[Records from a data collection]
★ ★ ★

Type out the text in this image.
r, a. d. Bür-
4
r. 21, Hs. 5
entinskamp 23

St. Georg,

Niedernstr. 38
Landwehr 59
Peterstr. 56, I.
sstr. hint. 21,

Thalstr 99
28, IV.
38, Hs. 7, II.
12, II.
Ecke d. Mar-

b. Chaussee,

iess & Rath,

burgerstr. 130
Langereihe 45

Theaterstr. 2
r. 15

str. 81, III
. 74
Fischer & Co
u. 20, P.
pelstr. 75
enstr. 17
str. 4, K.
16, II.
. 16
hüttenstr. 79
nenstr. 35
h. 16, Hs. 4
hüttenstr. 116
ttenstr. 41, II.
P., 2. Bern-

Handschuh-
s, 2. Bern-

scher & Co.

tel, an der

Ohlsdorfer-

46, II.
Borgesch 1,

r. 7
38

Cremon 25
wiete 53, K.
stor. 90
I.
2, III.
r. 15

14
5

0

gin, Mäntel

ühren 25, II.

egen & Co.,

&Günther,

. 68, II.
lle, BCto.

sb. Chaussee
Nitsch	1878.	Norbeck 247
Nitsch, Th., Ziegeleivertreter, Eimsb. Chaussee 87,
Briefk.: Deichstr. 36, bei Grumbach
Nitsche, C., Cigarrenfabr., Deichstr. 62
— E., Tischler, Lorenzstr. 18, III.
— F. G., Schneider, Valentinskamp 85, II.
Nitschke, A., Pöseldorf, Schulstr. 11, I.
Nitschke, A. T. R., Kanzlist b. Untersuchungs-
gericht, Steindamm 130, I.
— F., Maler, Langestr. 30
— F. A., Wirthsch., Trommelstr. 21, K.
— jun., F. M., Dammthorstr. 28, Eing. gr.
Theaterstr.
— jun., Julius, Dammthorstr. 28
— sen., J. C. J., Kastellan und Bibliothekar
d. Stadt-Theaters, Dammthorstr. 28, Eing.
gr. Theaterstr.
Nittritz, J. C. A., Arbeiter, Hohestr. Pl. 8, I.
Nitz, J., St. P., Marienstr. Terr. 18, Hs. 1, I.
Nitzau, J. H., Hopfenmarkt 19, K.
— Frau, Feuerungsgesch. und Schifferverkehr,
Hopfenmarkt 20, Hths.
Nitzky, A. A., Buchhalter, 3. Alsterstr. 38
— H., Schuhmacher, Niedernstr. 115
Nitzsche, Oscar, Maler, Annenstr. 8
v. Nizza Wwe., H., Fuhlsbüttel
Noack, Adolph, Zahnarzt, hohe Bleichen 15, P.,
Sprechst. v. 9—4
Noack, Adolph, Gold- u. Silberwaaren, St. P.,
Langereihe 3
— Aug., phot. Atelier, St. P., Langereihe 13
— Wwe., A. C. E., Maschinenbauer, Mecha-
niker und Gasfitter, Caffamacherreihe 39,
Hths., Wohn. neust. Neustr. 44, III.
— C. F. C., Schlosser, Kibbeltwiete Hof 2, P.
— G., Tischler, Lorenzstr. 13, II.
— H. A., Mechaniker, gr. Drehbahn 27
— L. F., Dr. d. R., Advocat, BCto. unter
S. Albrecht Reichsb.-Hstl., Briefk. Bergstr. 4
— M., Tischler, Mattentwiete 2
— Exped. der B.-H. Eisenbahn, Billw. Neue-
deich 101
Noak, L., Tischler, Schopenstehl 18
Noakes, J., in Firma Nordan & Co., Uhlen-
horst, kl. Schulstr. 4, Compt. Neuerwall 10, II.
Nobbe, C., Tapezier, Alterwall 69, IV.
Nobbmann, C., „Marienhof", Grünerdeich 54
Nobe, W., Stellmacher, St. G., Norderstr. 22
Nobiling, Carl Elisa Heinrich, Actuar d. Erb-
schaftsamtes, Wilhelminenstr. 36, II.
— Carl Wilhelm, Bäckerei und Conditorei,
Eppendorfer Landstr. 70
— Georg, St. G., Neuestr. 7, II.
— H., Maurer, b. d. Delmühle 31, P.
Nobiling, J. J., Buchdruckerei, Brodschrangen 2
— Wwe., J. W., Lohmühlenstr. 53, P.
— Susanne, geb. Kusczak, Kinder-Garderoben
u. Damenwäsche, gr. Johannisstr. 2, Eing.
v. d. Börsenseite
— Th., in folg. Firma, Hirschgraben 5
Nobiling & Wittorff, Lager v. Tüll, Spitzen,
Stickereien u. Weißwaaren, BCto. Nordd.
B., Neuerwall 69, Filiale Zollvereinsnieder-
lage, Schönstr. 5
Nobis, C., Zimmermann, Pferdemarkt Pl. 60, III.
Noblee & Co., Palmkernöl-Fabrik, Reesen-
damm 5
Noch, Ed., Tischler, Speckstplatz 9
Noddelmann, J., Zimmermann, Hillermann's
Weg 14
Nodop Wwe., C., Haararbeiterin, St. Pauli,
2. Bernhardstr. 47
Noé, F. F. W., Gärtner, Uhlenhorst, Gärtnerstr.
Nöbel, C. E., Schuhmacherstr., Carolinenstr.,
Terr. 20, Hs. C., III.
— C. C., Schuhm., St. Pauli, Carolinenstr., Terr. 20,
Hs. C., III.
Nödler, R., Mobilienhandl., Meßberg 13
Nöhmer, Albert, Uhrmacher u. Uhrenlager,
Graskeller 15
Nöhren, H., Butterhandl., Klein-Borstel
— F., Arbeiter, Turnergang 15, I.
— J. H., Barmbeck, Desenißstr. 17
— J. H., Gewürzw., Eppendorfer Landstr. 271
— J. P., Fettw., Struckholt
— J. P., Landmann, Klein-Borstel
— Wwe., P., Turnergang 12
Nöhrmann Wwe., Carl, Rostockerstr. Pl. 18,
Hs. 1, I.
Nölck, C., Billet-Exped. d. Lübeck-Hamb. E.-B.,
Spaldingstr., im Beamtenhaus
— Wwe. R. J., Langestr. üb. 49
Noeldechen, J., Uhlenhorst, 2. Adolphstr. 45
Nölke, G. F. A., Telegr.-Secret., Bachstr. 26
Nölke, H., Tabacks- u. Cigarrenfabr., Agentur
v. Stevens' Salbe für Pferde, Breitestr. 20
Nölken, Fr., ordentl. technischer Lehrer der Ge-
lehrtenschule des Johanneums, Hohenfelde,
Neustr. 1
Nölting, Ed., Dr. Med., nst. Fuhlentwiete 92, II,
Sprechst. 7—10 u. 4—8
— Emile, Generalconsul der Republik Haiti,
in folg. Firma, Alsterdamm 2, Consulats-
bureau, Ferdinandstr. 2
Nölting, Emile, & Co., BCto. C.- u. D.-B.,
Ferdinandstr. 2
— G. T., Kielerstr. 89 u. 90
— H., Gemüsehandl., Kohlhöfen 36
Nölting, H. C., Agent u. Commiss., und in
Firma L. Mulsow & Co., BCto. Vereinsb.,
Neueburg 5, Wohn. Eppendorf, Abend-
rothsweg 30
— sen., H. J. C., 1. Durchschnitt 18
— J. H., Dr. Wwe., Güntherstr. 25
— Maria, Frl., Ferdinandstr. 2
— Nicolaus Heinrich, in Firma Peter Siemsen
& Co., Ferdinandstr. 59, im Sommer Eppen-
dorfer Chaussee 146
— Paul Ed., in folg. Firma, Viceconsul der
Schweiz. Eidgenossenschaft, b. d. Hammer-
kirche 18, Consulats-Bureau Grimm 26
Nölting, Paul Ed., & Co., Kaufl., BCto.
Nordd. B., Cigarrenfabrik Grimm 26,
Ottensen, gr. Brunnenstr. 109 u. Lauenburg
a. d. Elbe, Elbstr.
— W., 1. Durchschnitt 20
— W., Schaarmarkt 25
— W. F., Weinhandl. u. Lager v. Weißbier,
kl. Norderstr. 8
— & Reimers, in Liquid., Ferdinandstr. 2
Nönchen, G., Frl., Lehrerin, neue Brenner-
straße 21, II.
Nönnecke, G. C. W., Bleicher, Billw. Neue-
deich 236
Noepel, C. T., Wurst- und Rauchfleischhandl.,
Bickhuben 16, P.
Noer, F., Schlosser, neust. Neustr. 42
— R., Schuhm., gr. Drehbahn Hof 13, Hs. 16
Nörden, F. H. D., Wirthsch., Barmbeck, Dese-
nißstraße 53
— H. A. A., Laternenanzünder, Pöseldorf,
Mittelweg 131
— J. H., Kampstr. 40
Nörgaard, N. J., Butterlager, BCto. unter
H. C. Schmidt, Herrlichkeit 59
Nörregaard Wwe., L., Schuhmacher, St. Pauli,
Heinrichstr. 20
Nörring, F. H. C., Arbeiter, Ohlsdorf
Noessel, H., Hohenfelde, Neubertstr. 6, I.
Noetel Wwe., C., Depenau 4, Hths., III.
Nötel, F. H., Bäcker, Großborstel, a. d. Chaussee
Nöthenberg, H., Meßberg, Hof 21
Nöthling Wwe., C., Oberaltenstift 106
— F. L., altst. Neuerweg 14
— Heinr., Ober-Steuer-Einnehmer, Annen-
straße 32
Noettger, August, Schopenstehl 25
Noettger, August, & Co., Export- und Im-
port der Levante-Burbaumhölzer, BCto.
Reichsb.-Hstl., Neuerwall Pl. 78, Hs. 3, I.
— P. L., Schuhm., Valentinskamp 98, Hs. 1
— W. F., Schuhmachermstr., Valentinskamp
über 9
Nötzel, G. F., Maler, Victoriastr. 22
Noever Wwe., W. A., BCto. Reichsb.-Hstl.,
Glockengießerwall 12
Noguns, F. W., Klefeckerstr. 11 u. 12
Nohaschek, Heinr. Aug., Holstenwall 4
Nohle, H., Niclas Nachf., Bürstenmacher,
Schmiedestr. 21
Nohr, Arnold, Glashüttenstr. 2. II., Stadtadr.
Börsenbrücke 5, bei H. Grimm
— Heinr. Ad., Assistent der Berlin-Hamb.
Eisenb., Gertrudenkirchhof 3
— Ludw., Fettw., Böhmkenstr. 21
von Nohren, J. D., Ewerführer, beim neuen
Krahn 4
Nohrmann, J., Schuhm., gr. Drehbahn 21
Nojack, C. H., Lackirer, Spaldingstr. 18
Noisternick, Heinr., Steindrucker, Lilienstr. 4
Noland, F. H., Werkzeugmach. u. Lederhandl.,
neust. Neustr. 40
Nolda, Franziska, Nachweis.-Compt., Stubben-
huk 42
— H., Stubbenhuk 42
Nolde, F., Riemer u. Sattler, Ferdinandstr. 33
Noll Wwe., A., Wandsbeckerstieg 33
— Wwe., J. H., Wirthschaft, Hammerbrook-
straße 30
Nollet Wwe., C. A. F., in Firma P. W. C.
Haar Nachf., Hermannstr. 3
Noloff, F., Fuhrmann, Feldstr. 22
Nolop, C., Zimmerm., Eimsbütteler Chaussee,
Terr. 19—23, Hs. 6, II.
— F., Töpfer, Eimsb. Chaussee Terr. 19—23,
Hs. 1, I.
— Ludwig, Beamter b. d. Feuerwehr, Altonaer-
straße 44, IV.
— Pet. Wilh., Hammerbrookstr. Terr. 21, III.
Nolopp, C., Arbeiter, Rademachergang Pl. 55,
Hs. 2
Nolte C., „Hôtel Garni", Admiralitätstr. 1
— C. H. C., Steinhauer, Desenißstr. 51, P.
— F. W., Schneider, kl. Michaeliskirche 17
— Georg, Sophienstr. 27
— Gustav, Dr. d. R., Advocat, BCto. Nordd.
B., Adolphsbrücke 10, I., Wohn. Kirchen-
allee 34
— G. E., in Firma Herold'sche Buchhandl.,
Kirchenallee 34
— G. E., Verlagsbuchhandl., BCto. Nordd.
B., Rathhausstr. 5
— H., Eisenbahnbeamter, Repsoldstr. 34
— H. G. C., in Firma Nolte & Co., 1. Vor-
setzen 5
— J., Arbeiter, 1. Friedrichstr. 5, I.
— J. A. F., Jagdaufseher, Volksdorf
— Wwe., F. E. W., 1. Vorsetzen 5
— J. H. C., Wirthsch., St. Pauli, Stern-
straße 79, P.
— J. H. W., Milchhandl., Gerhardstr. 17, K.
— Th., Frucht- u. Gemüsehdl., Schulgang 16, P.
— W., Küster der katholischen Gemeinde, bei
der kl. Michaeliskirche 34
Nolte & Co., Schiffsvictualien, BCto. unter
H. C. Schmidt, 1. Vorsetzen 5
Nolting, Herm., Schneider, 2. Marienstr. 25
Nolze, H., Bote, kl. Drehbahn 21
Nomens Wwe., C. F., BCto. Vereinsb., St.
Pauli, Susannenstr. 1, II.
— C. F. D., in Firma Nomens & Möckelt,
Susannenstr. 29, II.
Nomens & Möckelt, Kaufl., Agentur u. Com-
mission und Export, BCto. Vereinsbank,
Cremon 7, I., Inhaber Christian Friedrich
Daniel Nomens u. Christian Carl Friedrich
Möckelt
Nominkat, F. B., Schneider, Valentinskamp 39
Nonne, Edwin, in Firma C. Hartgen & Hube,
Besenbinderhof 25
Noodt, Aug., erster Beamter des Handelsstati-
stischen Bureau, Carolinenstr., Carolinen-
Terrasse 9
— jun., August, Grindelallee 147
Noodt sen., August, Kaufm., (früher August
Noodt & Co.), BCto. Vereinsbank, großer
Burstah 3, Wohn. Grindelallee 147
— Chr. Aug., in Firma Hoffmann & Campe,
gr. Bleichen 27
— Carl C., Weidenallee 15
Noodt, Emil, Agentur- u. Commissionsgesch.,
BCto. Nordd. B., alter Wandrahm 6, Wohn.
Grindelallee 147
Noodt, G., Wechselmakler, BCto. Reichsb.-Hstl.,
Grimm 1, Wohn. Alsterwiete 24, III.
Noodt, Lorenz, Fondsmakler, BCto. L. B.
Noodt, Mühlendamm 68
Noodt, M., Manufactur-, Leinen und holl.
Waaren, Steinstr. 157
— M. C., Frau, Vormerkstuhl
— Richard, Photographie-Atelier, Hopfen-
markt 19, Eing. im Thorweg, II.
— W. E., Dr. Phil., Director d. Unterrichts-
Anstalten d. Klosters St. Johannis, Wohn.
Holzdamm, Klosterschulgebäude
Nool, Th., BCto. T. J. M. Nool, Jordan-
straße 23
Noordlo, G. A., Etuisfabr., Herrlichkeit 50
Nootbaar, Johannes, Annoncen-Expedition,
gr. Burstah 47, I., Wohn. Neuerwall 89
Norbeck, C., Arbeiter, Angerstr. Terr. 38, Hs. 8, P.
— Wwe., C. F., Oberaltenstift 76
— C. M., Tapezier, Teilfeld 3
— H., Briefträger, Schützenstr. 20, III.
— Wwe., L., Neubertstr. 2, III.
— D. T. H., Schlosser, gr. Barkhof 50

★ ★ ★

• _Set problem_
Collect the complete line wherever the string "Kaufl" appears in the records.

• _Answer below_
Nölting, Paul Ed., & Co., Kaufl., BCto.
Nomens & Möckelt, Kaufl., Agentur u. Com-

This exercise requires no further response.